## THE EXERCISE
Below are entries. Pull out all lines containing "samochód".

## PROVIDED MATERIAL
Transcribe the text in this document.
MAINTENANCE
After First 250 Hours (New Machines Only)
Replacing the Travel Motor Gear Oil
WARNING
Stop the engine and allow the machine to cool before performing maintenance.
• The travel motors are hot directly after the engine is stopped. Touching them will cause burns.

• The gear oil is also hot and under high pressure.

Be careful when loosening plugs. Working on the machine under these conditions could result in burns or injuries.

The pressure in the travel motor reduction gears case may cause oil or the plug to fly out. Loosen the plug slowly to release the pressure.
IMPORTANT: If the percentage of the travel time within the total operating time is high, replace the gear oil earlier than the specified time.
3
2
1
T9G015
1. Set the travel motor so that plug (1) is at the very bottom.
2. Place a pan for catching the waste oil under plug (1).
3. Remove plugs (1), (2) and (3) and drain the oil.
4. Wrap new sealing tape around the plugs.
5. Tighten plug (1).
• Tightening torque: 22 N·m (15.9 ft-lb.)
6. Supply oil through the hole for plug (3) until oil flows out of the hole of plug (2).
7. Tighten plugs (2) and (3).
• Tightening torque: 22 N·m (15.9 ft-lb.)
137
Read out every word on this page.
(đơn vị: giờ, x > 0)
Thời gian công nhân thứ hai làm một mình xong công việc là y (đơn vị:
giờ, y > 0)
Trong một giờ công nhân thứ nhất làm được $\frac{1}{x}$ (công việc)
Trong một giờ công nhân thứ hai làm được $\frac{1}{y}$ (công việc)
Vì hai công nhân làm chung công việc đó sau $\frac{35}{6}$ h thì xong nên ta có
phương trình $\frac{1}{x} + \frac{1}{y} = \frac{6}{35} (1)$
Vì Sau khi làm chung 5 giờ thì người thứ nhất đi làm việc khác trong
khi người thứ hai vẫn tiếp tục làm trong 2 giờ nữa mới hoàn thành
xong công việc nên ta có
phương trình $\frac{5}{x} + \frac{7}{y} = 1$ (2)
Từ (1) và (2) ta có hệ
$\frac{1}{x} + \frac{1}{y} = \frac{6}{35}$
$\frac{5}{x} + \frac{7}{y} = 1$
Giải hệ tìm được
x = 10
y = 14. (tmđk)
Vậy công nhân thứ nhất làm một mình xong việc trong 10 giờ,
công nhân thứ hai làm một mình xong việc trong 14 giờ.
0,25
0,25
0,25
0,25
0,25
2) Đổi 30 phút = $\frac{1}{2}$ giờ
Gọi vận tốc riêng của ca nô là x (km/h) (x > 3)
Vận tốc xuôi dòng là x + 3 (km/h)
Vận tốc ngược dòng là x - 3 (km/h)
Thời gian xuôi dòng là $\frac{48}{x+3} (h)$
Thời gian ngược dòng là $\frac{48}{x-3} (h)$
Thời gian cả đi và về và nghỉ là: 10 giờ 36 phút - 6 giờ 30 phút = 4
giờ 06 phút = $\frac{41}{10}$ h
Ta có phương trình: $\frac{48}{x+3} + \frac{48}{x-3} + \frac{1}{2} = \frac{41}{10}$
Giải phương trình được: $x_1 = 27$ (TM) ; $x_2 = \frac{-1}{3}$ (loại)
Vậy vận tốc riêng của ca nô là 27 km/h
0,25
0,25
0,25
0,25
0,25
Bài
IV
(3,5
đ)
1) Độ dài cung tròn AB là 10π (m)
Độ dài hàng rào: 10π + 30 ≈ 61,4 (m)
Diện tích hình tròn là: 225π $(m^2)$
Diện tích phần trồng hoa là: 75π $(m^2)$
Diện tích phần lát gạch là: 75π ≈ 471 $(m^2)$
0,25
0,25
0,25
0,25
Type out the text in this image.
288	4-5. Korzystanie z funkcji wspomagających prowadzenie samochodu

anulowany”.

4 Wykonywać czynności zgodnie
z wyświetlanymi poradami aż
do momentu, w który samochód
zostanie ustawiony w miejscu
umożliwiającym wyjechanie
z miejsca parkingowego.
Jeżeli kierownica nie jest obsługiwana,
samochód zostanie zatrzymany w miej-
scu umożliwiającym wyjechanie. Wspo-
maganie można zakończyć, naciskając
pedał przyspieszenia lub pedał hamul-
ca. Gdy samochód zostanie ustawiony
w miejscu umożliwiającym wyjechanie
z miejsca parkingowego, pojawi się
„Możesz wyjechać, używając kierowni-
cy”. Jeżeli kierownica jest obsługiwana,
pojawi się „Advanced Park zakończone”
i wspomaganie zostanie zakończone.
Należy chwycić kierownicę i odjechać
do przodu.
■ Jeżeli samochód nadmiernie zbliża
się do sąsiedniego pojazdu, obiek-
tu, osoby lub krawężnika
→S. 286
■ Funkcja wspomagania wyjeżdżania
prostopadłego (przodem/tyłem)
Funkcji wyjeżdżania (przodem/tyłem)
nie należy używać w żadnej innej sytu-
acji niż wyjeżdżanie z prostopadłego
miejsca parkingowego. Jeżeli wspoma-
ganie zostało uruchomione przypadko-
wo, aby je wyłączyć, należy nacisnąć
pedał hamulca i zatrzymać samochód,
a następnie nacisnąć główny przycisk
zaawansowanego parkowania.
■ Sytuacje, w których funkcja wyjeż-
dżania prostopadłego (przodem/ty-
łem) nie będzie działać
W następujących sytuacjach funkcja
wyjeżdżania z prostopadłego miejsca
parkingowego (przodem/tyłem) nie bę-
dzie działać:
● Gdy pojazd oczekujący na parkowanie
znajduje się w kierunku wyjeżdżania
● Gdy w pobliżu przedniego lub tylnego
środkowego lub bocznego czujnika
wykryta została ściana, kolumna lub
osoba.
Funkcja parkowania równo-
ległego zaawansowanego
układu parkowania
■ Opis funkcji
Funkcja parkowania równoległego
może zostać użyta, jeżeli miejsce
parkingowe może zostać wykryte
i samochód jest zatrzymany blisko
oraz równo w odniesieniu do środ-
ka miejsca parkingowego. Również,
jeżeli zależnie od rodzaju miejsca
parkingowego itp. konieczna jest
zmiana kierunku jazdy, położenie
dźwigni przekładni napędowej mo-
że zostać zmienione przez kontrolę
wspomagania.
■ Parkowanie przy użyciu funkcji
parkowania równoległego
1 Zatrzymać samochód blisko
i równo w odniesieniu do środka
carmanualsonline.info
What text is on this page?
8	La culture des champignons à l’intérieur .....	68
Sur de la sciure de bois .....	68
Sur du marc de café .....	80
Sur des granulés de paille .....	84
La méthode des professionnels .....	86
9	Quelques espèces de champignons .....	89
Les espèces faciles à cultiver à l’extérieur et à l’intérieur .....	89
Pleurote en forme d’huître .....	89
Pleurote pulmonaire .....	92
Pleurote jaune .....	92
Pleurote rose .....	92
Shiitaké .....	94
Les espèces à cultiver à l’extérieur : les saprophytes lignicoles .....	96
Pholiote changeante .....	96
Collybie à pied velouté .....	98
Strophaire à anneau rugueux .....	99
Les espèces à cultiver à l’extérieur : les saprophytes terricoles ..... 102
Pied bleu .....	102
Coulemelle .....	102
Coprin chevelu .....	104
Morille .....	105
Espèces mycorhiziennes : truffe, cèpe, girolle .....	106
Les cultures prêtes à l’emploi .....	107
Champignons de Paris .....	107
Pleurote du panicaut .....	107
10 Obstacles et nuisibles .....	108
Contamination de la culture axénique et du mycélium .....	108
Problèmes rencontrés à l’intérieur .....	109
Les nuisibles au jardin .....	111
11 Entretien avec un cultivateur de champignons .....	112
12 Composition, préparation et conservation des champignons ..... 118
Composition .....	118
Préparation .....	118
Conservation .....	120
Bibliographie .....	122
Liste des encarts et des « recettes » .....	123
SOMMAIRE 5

## EXERCISE RESPONSE
do momentu, w który samochód
samochód zostanie zatrzymany w miej-
ca. Gdy samochód zostanie ustawiony
■ Jeżeli samochód nadmiernie zbliża
pedał hamulca i zatrzymać samochód,
i samochód jest zatrzymany blisko
1 Zatrzymać samochód blisko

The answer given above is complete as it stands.